# WORK TO DO:
The listing must be reproduced in full, exactly as it stands.

(Dataset entries)
_ _ _

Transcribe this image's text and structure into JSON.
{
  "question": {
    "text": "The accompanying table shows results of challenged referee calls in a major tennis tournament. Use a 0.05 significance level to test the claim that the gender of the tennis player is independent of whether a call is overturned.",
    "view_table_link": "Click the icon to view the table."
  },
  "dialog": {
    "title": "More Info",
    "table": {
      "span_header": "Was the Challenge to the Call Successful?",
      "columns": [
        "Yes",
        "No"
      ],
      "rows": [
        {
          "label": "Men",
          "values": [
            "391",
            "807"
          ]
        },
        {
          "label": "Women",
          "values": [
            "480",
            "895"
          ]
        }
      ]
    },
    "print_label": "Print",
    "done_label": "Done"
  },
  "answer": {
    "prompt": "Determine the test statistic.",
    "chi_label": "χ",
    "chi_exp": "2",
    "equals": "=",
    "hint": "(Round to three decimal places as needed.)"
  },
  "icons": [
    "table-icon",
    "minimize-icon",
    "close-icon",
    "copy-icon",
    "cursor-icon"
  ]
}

_ _ _

# RESULT OF THIS TASK:
Transcribe this image's text and structure into JSON.
{
  "question": {
    "text": "The accompanying table shows results of challenged referee calls in a major tennis tournament. Use a 0.05 significance level to test the claim that the gender of the tennis player is independent of whether a call is overturned.",
    "view_table_link": "Click the icon to view the table."
  },
  "dialog": {
    "title": "More Info",
    "table": {
      "span_header": "Was the Challenge to the Call Successful?",
      "columns": [
        "Yes",
        "No"
      ],
      "rows": [
        {
          "label": "Men",
          "values": [
            "391",
            "807"
          ]
        },
        {
          "label": "Women",
          "values": [
            "480",
            "895"
          ]
        }
      ]
    },
    "print_label": "Print",
    "done_label": "Done"
  },
  "answer": {
    "prompt": "Determine the test statistic.",
    "chi_label": "χ",
    "chi_exp": "2",
    "equals": "=",
    "hint": "(Round to three decimal places as needed.)"
  },
  "icons": [
    "table-icon",
    "minimize-icon",
    "close-icon",
    "copy-icon",
    "cursor-icon"
  ]
}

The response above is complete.